(Extracted data entries)
··········
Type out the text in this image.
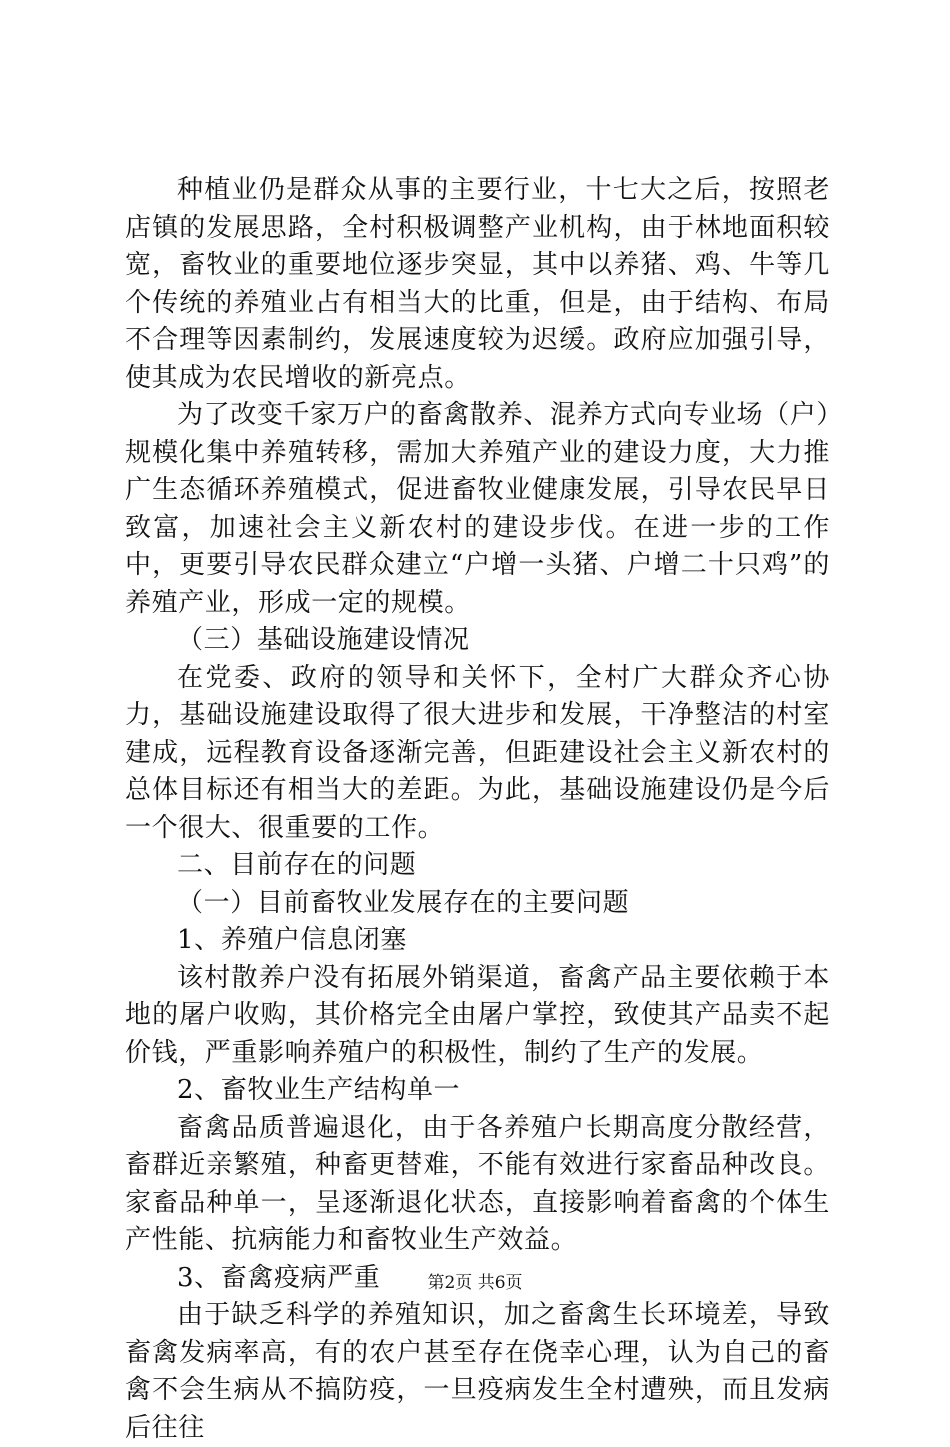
种植业仍是群众从事的主要行业，十七大之后，按照老店镇的发展思路，全村积极调整产业机构，由于林地面积较宽，畜牧业的重要地位逐步突显，其中以养猪、鸡、牛等几个传统的养殖业占有相当大的比重，但是，由于结构、布局不合理等因素制约，发展速度较为迟缓。政府应加强引导，使其成为农民增收的新亮点。

为了改变千家万户的畜禽散养、混养方式向专业场（户）规模化集中养殖转移，需加大养殖产业的建设力度，大力推广生态循环养殖模式，促进畜牧业健康发展，引导农民早日致富，加速社会主义新农村的建设步伐。在进一步的工作中，更要引导农民群众建立“户增一头猪、户增二十只鸡”的养殖产业，形成一定的规模。

（三）基础设施建设情况

在党委、政府的领导和关怀下，全村广大群众齐心协力，基础设施建设取得了很大进步和发展，干净整洁的村室建成，远程教育设备逐渐完善，但距建设社会主义新农村的总体目标还有相当大的差距。为此，基础设施建设仍是今后一个很大、很重要的工作。

二、目前存在的问题

（一）目前畜牧业发展存在的主要问题

1、养殖户信息闭塞

该村散养户没有拓展外销渠道，畜禽产品主要依赖于本地的屠户收购，其价格完全由屠户掌控，致使其产品卖不起价钱，严重影响养殖户的积极性，制约了生产的发展。

2、畜牧业生产结构单一

畜禽品质普遍退化，由于各养殖户长期高度分散经营，畜群近亲繁殖，种畜更替难，不能有效进行家畜品种改良。家畜品种单一，呈逐渐退化状态，直接影响着畜禽的个体生产性能、抗病能力和畜牧业生产效益。

3、畜禽疫病严重

由于缺乏科学的养殖知识，加之畜禽生长环境差，导致畜禽发病率高，有的农户甚至存在侥幸心理，认为自己的畜禽不会生病从不搞防疫，一旦疫病发生全村遭殃，而且发病后往往

第2页 共6页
··········
* AIM:
Without the pictures, print the whole listing exactly as given.

* ANSWER TO THIS PROBLEM:
Type out the text in this image.
种植业仍是群众从事的主要行业，十七大之后，按照老店镇的发展思路，全村积极调整产业机构，由于林地面积较宽，畜牧业的重要地位逐步突显，其中以养猪、鸡、牛等几个传统的养殖业占有相当大的比重，但是，由于结构、布局不合理等因素制约，发展速度较为迟缓。政府应加强引导，使其成为农民增收的新亮点。

为了改变千家万户的畜禽散养、混养方式向专业场（户）规模化集中养殖转移，需加大养殖产业的建设力度，大力推广生态循环养殖模式，促进畜牧业健康发展，引导农民早日致富，加速社会主义新农村的建设步伐。在进一步的工作中，更要引导农民群众建立“户增一头猪、户增二十只鸡”的养殖产业，形成一定的规模。

（三）基础设施建设情况

在党委、政府的领导和关怀下，全村广大群众齐心协力，基础设施建设取得了很大进步和发展，干净整洁的村室建成，远程教育设备逐渐完善，但距建设社会主义新农村的总体目标还有相当大的差距。为此，基础设施建设仍是今后一个很大、很重要的工作。

二、目前存在的问题

（一）目前畜牧业发展存在的主要问题

1、养殖户信息闭塞

该村散养户没有拓展外销渠道，畜禽产品主要依赖于本地的屠户收购，其价格完全由屠户掌控，致使其产品卖不起价钱，严重影响养殖户的积极性，制约了生产的发展。

2、畜牧业生产结构单一

畜禽品质普遍退化，由于各养殖户长期高度分散经营，畜群近亲繁殖，种畜更替难，不能有效进行家畜品种改良。家畜品种单一，呈逐渐退化状态，直接影响着畜禽的个体生产性能、抗病能力和畜牧业生产效益。

3、畜禽疫病严重

由于缺乏科学的养殖知识，加之畜禽生长环境差，导致畜禽发病率高，有的农户甚至存在侥幸心理，认为自己的畜禽不会生病从不搞防疫，一旦疫病发生全村遭殃，而且发病后往往

第2页 共6页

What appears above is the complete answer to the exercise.